All entries are to be quoted exactly; the images stay out of the copy.
===== INFORMATION SHOWN =====
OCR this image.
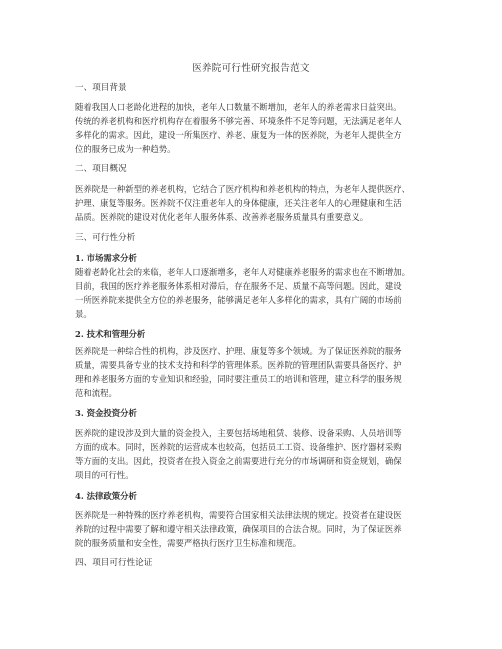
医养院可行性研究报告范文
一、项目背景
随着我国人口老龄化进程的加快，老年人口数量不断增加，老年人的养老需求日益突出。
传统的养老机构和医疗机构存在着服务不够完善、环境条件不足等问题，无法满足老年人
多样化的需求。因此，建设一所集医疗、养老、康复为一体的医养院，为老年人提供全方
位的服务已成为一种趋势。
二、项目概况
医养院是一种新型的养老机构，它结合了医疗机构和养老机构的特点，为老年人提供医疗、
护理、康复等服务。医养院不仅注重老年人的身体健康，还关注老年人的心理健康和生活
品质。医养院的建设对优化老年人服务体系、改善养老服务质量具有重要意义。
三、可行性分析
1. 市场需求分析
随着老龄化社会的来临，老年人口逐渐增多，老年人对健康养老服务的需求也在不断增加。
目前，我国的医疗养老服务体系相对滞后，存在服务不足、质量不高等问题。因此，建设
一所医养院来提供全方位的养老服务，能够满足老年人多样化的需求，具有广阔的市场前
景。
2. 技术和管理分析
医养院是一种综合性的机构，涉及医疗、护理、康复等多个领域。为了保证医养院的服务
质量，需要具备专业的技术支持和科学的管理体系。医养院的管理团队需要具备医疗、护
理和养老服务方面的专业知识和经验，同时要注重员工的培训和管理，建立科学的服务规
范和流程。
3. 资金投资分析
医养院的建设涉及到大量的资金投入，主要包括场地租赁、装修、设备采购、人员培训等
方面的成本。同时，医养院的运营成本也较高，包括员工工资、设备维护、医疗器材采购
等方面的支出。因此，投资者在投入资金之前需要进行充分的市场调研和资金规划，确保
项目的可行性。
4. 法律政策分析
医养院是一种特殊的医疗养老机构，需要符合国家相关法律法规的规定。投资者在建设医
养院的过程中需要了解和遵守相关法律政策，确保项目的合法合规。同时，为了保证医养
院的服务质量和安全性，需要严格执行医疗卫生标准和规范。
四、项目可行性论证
=====
TASK OUTPUT:
OCR this image.
医养院可行性研究报告范文
一、项目背景
随着我国人口老龄化进程的加快，老年人口数量不断增加，老年人的养老需求日益突出。
传统的养老机构和医疗机构存在着服务不够完善、环境条件不足等问题，无法满足老年人
多样化的需求。因此，建设一所集医疗、养老、康复为一体的医养院，为老年人提供全方
位的服务已成为一种趋势。
二、项目概况
医养院是一种新型的养老机构，它结合了医疗机构和养老机构的特点，为老年人提供医疗、
护理、康复等服务。医养院不仅注重老年人的身体健康，还关注老年人的心理健康和生活
品质。医养院的建设对优化老年人服务体系、改善养老服务质量具有重要意义。
三、可行性分析
1. 市场需求分析
随着老龄化社会的来临，老年人口逐渐增多，老年人对健康养老服务的需求也在不断增加。
目前，我国的医疗养老服务体系相对滞后，存在服务不足、质量不高等问题。因此，建设
一所医养院来提供全方位的养老服务，能够满足老年人多样化的需求，具有广阔的市场前
景。
2. 技术和管理分析
医养院是一种综合性的机构，涉及医疗、护理、康复等多个领域。为了保证医养院的服务
质量，需要具备专业的技术支持和科学的管理体系。医养院的管理团队需要具备医疗、护
理和养老服务方面的专业知识和经验，同时要注重员工的培训和管理，建立科学的服务规
范和流程。
3. 资金投资分析
医养院的建设涉及到大量的资金投入，主要包括场地租赁、装修、设备采购、人员培训等
方面的成本。同时，医养院的运营成本也较高，包括员工工资、设备维护、医疗器材采购
等方面的支出。因此，投资者在投入资金之前需要进行充分的市场调研和资金规划，确保
项目的可行性。
4. 法律政策分析
医养院是一种特殊的医疗养老机构，需要符合国家相关法律法规的规定。投资者在建设医
养院的过程中需要了解和遵守相关法律政策，确保项目的合法合规。同时，为了保证医养
院的服务质量和安全性，需要严格执行医疗卫生标准和规范。
四、项目可行性论证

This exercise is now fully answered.